- [Exercise goal]
Reproduce the records below exactly as they appear, omitting any pictures they contain.

● ● ● ● ●

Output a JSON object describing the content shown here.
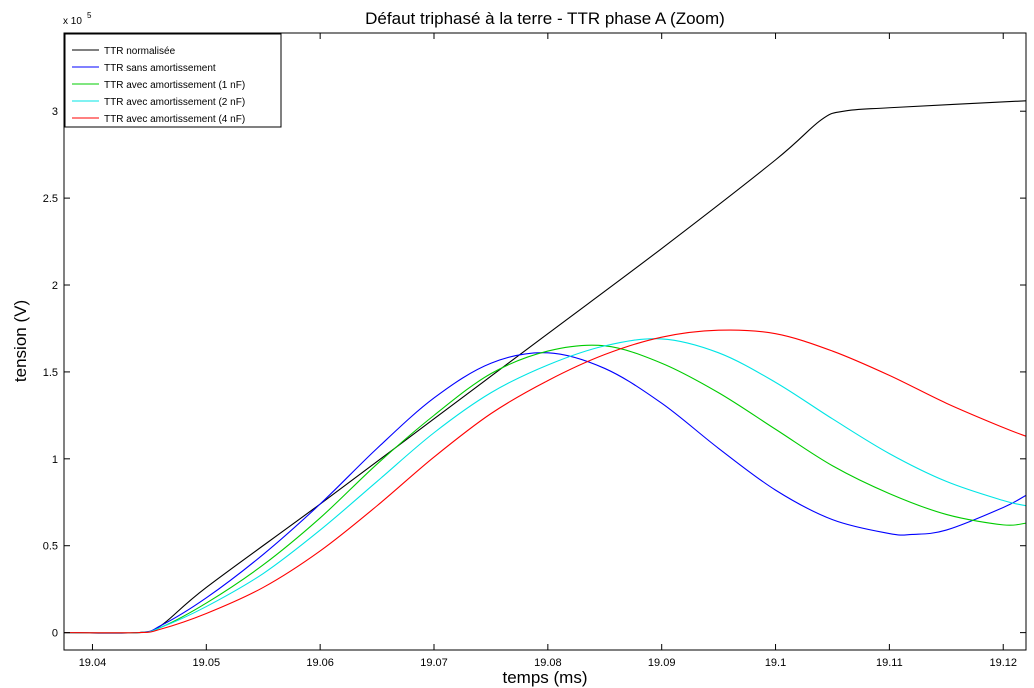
{
  "chart_data": {
    "type": "line",
    "title": "Défaut triphasé à la terre - TTR phase A (Zoom)",
    "xlabel": "temps (ms)",
    "ylabel": "tension (V)",
    "y_exponent_label": "x 10",
    "y_exponent_power": "5",
    "xlim": [
      19.0375,
      19.122
    ],
    "ylim": [
      -0.1,
      3.45
    ],
    "y_scale_factor": 100000,
    "xticks": [
      19.04,
      19.05,
      19.06,
      19.07,
      19.08,
      19.09,
      19.1,
      19.11,
      19.12
    ],
    "xtick_labels": [
      "19.04",
      "19.05",
      "19.06",
      "19.07",
      "19.08",
      "19.09",
      "19.1",
      "19.11",
      "19.12"
    ],
    "yticks": [
      0,
      0.5,
      1,
      1.5,
      2,
      2.5,
      3
    ],
    "ytick_labels": [
      "0",
      "0.5",
      "1",
      "1.5",
      "2",
      "2.5",
      "3"
    ],
    "legend_position": "top-left",
    "grid": false,
    "series": [
      {
        "name": "TTR normalisée",
        "color": "#000000",
        "x": [
          19.0375,
          19.044,
          19.046,
          19.05,
          19.06,
          19.07,
          19.08,
          19.09,
          19.1,
          19.104,
          19.106,
          19.11,
          19.122
        ],
        "y": [
          0,
          0,
          0.04,
          0.26,
          0.74,
          1.23,
          1.72,
          2.21,
          2.72,
          2.95,
          3.0,
          3.02,
          3.06
        ]
      },
      {
        "name": "TTR sans amortissement",
        "color": "#0000ff",
        "x": [
          19.0375,
          19.044,
          19.046,
          19.05,
          19.055,
          19.06,
          19.065,
          19.07,
          19.075,
          19.08,
          19.085,
          19.09,
          19.095,
          19.1,
          19.105,
          19.11,
          19.112,
          19.115,
          19.12,
          19.122
        ],
        "y": [
          0,
          0,
          0.04,
          0.2,
          0.45,
          0.74,
          1.06,
          1.35,
          1.55,
          1.61,
          1.52,
          1.32,
          1.06,
          0.82,
          0.65,
          0.57,
          0.565,
          0.59,
          0.72,
          0.79
        ]
      },
      {
        "name": "TTR avec amortissement (1 nF)",
        "color": "#00cc00",
        "x": [
          19.0375,
          19.044,
          19.046,
          19.05,
          19.055,
          19.06,
          19.065,
          19.07,
          19.075,
          19.08,
          19.085,
          19.09,
          19.095,
          19.1,
          19.105,
          19.11,
          19.115,
          19.12,
          19.122
        ],
        "y": [
          0,
          0,
          0.03,
          0.17,
          0.39,
          0.66,
          0.97,
          1.25,
          1.49,
          1.62,
          1.65,
          1.55,
          1.38,
          1.17,
          0.96,
          0.8,
          0.68,
          0.62,
          0.63
        ]
      },
      {
        "name": "TTR avec amortissement (2 nF)",
        "color": "#00e5e5",
        "x": [
          19.0375,
          19.044,
          19.046,
          19.05,
          19.055,
          19.06,
          19.065,
          19.07,
          19.075,
          19.08,
          19.085,
          19.09,
          19.095,
          19.1,
          19.105,
          19.11,
          19.115,
          19.12,
          19.122
        ],
        "y": [
          0,
          0,
          0.03,
          0.15,
          0.34,
          0.59,
          0.87,
          1.15,
          1.38,
          1.54,
          1.65,
          1.69,
          1.61,
          1.44,
          1.23,
          1.03,
          0.87,
          0.76,
          0.73
        ]
      },
      {
        "name": "TTR avec amortissement (4 nF)",
        "color": "#ff0000",
        "x": [
          19.0375,
          19.044,
          19.046,
          19.05,
          19.055,
          19.06,
          19.065,
          19.07,
          19.075,
          19.08,
          19.085,
          19.09,
          19.095,
          19.1,
          19.105,
          19.11,
          19.115,
          19.12,
          19.122
        ],
        "y": [
          0,
          0,
          0.02,
          0.11,
          0.26,
          0.47,
          0.73,
          1.01,
          1.26,
          1.45,
          1.6,
          1.7,
          1.74,
          1.72,
          1.62,
          1.48,
          1.32,
          1.18,
          1.13
        ]
      }
    ]
  }
}
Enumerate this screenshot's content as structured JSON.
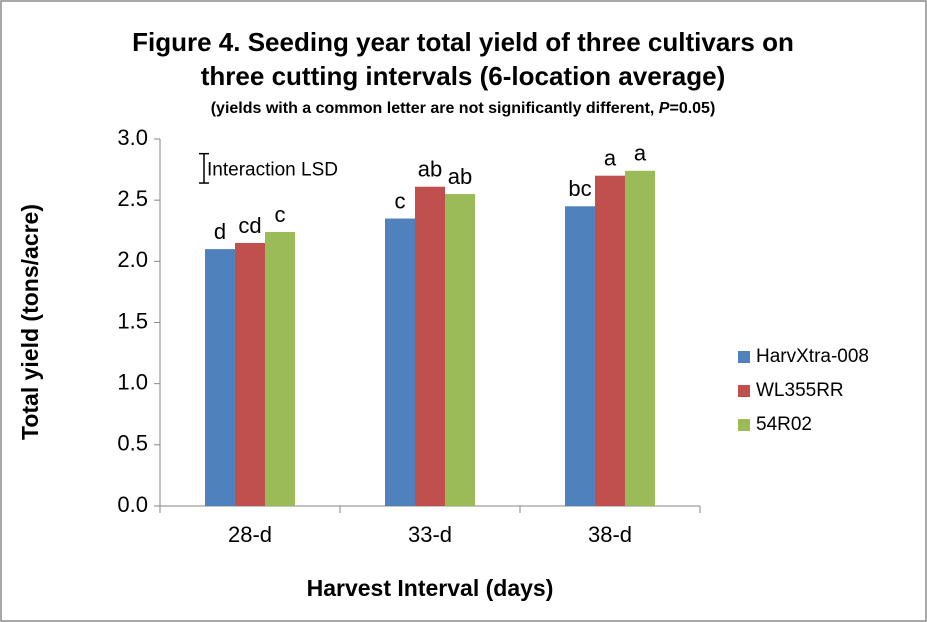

● ● ● ● ●

- [Expected output]
Output a JSON object describing the content shown here.
{
  "chart_data": {
    "type": "line",
    "title": "Défaut triphasé à la terre - TTR phase A (Zoom)",
    "xlabel": "temps (ms)",
    "ylabel": "tension (V)",
    "y_exponent_label": "x 10",
    "y_exponent_power": "5",
    "xlim": [
      19.0375,
      19.122
    ],
    "ylim": [
      -0.1,
      3.45
    ],
    "y_scale_factor": 100000,
    "xticks": [
      19.04,
      19.05,
      19.06,
      19.07,
      19.08,
      19.09,
      19.1,
      19.11,
      19.12
    ],
    "xtick_labels": [
      "19.04",
      "19.05",
      "19.06",
      "19.07",
      "19.08",
      "19.09",
      "19.1",
      "19.11",
      "19.12"
    ],
    "yticks": [
      0,
      0.5,
      1,
      1.5,
      2,
      2.5,
      3
    ],
    "ytick_labels": [
      "0",
      "0.5",
      "1",
      "1.5",
      "2",
      "2.5",
      "3"
    ],
    "legend_position": "top-left",
    "grid": false,
    "series": [
      {
        "name": "TTR normalisée",
        "color": "#000000",
        "x": [
          19.0375,
          19.044,
          19.046,
          19.05,
          19.06,
          19.07,
          19.08,
          19.09,
          19.1,
          19.104,
          19.106,
          19.11,
          19.122
        ],
        "y": [
          0,
          0,
          0.04,
          0.26,
          0.74,
          1.23,
          1.72,
          2.21,
          2.72,
          2.95,
          3.0,
          3.02,
          3.06
        ]
      },
      {
        "name": "TTR sans amortissement",
        "color": "#0000ff",
        "x": [
          19.0375,
          19.044,
          19.046,
          19.05,
          19.055,
          19.06,
          19.065,
          19.07,
          19.075,
          19.08,
          19.085,
          19.09,
          19.095,
          19.1,
          19.105,
          19.11,
          19.112,
          19.115,
          19.12,
          19.122
        ],
        "y": [
          0,
          0,
          0.04,
          0.2,
          0.45,
          0.74,
          1.06,
          1.35,
          1.55,
          1.61,
          1.52,
          1.32,
          1.06,
          0.82,
          0.65,
          0.57,
          0.565,
          0.59,
          0.72,
          0.79
        ]
      },
      {
        "name": "TTR avec amortissement (1 nF)",
        "color": "#00cc00",
        "x": [
          19.0375,
          19.044,
          19.046,
          19.05,
          19.055,
          19.06,
          19.065,
          19.07,
          19.075,
          19.08,
          19.085,
          19.09,
          19.095,
          19.1,
          19.105,
          19.11,
          19.115,
          19.12,
          19.122
        ],
        "y": [
          0,
          0,
          0.03,
          0.17,
          0.39,
          0.66,
          0.97,
          1.25,
          1.49,
          1.62,
          1.65,
          1.55,
          1.38,
          1.17,
          0.96,
          0.8,
          0.68,
          0.62,
          0.63
        ]
      },
      {
        "name": "TTR avec amortissement (2 nF)",
        "color": "#00e5e5",
        "x": [
          19.0375,
          19.044,
          19.046,
          19.05,
          19.055,
          19.06,
          19.065,
          19.07,
          19.075,
          19.08,
          19.085,
          19.09,
          19.095,
          19.1,
          19.105,
          19.11,
          19.115,
          19.12,
          19.122
        ],
        "y": [
          0,
          0,
          0.03,
          0.15,
          0.34,
          0.59,
          0.87,
          1.15,
          1.38,
          1.54,
          1.65,
          1.69,
          1.61,
          1.44,
          1.23,
          1.03,
          0.87,
          0.76,
          0.73
        ]
      },
      {
        "name": "TTR avec amortissement (4 nF)",
        "color": "#ff0000",
        "x": [
          19.0375,
          19.044,
          19.046,
          19.05,
          19.055,
          19.06,
          19.065,
          19.07,
          19.075,
          19.08,
          19.085,
          19.09,
          19.095,
          19.1,
          19.105,
          19.11,
          19.115,
          19.12,
          19.122
        ],
        "y": [
          0,
          0,
          0.02,
          0.11,
          0.26,
          0.47,
          0.73,
          1.01,
          1.26,
          1.45,
          1.6,
          1.7,
          1.74,
          1.72,
          1.62,
          1.48,
          1.32,
          1.18,
          1.13
        ]
      }
    ]
  }
}
Enumerate this screenshot's content as structured JSON.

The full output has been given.